BEGIN Information supplied

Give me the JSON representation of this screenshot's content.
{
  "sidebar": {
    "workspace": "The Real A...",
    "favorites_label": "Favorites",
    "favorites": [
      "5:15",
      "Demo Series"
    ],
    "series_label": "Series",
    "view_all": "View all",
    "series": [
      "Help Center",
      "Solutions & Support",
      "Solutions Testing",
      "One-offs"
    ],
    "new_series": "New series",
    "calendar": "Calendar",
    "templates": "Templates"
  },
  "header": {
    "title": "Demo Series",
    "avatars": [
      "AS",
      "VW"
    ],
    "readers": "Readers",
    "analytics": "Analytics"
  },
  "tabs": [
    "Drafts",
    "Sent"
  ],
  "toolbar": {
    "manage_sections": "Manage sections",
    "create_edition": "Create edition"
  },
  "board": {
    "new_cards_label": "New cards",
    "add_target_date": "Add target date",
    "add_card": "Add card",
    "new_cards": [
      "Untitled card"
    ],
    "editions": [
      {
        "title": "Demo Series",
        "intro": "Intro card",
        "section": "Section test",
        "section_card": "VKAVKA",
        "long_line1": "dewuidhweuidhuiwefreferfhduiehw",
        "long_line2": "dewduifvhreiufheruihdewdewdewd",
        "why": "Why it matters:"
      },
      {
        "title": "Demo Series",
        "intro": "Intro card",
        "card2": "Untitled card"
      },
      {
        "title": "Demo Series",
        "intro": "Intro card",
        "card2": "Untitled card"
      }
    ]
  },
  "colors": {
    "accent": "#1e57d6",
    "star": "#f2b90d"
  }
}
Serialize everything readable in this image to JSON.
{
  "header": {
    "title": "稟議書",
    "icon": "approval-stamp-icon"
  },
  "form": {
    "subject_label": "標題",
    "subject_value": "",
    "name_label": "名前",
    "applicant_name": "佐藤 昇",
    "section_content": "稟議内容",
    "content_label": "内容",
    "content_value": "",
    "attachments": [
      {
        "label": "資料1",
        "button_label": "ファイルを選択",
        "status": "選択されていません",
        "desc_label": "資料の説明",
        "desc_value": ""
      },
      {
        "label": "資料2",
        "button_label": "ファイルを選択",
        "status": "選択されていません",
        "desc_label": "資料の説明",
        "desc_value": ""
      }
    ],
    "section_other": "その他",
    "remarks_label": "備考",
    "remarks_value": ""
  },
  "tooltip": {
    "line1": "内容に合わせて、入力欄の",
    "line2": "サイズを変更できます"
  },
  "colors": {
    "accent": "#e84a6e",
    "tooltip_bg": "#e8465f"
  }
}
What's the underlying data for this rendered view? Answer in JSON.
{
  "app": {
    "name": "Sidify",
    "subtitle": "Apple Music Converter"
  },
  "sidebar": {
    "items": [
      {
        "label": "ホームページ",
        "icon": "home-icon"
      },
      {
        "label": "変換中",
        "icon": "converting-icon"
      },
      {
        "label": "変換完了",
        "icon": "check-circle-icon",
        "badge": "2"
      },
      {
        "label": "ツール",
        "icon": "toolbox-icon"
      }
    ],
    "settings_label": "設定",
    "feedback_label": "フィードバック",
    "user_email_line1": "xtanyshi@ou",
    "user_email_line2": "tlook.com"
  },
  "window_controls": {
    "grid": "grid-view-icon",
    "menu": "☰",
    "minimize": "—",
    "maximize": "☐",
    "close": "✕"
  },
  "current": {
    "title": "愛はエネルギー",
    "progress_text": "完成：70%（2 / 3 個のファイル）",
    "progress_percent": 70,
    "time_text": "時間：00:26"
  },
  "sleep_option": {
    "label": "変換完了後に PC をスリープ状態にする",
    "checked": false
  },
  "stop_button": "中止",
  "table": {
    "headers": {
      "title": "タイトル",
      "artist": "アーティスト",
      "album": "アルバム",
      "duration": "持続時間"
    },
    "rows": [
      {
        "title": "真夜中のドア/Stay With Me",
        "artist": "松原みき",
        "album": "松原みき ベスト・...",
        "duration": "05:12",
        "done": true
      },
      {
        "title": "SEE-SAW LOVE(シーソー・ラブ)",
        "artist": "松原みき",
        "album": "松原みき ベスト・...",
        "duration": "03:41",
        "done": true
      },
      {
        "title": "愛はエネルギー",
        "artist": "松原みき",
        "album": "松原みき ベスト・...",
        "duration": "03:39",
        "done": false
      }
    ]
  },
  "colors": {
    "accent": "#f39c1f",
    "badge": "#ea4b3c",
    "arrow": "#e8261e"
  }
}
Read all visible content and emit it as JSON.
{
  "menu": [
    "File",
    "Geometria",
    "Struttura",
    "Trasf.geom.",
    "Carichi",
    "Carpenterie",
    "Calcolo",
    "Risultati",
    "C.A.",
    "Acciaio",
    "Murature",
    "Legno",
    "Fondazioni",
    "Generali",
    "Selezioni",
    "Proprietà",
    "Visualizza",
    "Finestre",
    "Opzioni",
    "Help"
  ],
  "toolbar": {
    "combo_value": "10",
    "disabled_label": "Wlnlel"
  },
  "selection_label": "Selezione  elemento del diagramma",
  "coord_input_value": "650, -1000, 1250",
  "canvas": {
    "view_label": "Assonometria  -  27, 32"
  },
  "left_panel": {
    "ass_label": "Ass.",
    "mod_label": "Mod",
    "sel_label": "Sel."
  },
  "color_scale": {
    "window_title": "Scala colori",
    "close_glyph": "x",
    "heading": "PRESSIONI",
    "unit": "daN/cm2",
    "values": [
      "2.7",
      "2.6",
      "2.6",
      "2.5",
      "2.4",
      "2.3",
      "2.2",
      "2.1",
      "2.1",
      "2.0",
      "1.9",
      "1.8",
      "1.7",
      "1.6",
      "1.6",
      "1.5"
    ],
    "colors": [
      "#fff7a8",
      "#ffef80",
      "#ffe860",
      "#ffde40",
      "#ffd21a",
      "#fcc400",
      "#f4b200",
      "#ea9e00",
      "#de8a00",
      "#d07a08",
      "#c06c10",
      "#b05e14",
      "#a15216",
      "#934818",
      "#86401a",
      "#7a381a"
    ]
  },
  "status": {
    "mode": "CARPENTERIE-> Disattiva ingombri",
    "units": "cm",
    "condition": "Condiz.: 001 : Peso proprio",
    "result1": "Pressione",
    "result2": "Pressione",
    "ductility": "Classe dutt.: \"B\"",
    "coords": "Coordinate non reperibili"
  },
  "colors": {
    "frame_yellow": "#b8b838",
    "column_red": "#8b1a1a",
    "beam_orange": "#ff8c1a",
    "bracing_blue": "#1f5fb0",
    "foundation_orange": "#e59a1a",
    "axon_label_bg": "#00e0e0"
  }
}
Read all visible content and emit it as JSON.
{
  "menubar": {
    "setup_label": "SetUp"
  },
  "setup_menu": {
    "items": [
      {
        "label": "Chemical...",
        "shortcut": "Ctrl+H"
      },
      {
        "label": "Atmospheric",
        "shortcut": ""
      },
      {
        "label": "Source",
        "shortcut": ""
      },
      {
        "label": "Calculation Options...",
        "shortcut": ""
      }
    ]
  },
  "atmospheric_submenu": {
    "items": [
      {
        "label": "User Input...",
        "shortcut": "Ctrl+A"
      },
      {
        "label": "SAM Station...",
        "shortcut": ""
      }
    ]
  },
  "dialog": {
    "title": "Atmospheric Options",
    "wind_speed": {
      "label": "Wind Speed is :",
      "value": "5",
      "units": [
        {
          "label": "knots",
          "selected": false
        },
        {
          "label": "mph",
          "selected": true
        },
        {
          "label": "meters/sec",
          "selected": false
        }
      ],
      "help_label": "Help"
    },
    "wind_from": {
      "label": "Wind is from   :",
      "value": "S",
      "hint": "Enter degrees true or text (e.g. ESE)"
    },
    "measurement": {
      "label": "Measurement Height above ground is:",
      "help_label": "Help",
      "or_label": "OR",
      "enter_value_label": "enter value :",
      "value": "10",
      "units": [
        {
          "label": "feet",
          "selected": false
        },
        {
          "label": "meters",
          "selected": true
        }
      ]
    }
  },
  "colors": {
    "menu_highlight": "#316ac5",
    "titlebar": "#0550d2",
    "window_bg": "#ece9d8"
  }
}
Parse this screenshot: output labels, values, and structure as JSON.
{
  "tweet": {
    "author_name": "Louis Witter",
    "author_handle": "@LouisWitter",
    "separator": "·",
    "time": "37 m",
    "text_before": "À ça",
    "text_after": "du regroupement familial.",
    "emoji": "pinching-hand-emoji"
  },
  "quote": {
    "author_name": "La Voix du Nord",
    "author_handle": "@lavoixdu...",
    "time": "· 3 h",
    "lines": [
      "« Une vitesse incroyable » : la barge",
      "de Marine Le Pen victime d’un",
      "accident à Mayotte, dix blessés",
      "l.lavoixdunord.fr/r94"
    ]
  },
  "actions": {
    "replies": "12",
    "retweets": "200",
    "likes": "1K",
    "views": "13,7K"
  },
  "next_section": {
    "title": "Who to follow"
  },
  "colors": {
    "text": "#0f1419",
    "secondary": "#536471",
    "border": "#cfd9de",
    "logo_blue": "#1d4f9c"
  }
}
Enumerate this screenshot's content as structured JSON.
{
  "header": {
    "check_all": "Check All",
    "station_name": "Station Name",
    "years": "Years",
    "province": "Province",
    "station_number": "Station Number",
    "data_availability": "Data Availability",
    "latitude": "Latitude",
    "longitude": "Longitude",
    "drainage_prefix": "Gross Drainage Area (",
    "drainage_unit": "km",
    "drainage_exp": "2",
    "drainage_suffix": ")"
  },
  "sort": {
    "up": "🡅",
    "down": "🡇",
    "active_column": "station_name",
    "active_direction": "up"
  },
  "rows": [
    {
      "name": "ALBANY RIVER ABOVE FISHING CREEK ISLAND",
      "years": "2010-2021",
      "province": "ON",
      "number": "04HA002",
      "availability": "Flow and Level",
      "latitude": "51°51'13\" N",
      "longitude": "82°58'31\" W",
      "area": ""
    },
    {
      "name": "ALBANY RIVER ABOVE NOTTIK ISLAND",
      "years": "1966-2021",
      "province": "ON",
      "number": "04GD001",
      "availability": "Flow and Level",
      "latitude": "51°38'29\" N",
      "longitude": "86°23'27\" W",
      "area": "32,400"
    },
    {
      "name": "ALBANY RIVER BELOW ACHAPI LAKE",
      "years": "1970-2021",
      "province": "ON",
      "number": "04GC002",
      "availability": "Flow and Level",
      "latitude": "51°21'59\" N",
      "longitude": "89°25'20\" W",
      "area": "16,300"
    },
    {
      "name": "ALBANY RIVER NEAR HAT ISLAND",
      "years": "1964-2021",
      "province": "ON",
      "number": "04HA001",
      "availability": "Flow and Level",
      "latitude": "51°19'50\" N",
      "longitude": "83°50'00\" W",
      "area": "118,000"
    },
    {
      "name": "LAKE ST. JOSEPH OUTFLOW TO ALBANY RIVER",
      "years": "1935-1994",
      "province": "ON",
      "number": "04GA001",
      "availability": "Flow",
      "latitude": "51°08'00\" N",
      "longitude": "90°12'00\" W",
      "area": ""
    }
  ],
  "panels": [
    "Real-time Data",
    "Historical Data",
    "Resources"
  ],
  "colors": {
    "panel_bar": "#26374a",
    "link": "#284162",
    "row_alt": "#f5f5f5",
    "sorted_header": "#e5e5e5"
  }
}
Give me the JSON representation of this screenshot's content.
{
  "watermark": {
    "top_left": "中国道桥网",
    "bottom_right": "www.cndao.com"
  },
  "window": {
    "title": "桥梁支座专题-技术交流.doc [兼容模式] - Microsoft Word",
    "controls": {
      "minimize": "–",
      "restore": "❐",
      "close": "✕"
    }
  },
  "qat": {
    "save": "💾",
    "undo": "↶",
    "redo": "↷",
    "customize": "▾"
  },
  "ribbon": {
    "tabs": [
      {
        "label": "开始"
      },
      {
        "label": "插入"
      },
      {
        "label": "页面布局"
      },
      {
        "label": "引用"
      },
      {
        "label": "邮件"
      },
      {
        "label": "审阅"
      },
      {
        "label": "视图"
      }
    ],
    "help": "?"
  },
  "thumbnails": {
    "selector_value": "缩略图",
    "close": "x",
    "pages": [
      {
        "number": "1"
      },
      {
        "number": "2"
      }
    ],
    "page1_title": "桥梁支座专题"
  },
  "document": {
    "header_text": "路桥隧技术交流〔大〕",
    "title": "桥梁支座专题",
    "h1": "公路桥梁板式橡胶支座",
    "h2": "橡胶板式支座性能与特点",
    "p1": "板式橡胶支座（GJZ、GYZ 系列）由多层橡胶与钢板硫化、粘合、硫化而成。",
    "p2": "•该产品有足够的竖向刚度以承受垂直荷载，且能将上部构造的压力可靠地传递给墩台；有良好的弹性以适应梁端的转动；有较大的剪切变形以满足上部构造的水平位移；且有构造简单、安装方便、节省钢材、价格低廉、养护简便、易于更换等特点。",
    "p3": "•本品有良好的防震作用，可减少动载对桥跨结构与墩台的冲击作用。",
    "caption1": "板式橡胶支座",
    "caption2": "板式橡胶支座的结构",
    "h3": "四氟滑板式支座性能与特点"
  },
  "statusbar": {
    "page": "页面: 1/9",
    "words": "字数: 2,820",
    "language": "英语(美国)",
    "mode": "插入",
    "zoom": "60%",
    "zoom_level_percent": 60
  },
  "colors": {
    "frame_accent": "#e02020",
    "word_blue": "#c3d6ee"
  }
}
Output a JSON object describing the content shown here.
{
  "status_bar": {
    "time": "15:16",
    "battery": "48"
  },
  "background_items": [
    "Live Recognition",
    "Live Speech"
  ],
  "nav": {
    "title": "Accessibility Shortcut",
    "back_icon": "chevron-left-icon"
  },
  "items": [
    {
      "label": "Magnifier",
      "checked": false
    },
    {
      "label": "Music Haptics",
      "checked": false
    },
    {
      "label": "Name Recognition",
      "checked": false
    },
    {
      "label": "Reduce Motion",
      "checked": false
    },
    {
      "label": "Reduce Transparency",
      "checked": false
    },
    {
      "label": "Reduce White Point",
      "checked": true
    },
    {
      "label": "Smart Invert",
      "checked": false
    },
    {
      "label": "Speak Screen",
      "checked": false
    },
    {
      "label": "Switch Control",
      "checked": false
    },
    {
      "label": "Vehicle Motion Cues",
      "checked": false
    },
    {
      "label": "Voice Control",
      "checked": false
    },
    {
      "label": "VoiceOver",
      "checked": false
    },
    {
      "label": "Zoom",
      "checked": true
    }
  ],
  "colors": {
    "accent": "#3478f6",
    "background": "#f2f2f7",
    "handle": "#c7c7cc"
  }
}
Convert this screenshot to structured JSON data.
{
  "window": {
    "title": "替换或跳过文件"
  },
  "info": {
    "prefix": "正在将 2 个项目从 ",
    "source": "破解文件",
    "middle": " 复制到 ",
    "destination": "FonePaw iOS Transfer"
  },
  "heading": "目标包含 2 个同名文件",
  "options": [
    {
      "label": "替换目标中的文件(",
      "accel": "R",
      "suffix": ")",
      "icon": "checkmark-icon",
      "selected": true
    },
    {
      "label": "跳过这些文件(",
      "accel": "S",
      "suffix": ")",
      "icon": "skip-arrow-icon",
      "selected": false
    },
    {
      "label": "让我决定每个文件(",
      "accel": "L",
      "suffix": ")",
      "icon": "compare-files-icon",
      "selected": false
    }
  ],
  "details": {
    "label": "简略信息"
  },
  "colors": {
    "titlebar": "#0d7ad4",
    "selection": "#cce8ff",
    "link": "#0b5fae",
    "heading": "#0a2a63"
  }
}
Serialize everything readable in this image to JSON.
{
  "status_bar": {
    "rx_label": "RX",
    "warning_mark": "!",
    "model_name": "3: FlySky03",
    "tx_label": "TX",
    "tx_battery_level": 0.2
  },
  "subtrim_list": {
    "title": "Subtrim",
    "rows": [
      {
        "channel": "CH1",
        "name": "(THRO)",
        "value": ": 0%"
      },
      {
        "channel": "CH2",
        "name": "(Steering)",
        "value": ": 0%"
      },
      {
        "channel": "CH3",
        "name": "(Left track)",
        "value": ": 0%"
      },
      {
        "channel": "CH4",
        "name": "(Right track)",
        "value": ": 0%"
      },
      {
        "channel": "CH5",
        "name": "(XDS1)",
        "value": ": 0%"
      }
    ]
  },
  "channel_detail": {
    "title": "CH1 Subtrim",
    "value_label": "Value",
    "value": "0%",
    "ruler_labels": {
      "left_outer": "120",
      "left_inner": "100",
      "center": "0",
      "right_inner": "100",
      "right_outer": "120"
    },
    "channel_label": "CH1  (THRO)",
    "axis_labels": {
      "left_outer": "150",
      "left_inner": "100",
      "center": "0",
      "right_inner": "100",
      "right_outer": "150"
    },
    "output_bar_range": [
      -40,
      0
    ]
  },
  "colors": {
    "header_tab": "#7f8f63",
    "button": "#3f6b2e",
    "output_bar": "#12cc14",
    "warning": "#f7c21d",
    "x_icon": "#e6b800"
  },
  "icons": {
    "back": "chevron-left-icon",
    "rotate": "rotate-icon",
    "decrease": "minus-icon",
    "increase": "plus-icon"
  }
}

END Information supplied

**Required work:**
Pick out the lines above containing the word "structured", then copy them.

**Answer to this exercise:**
Enumerate this screenshot's content as structured JSON.
Convert this screenshot to structured JSON data.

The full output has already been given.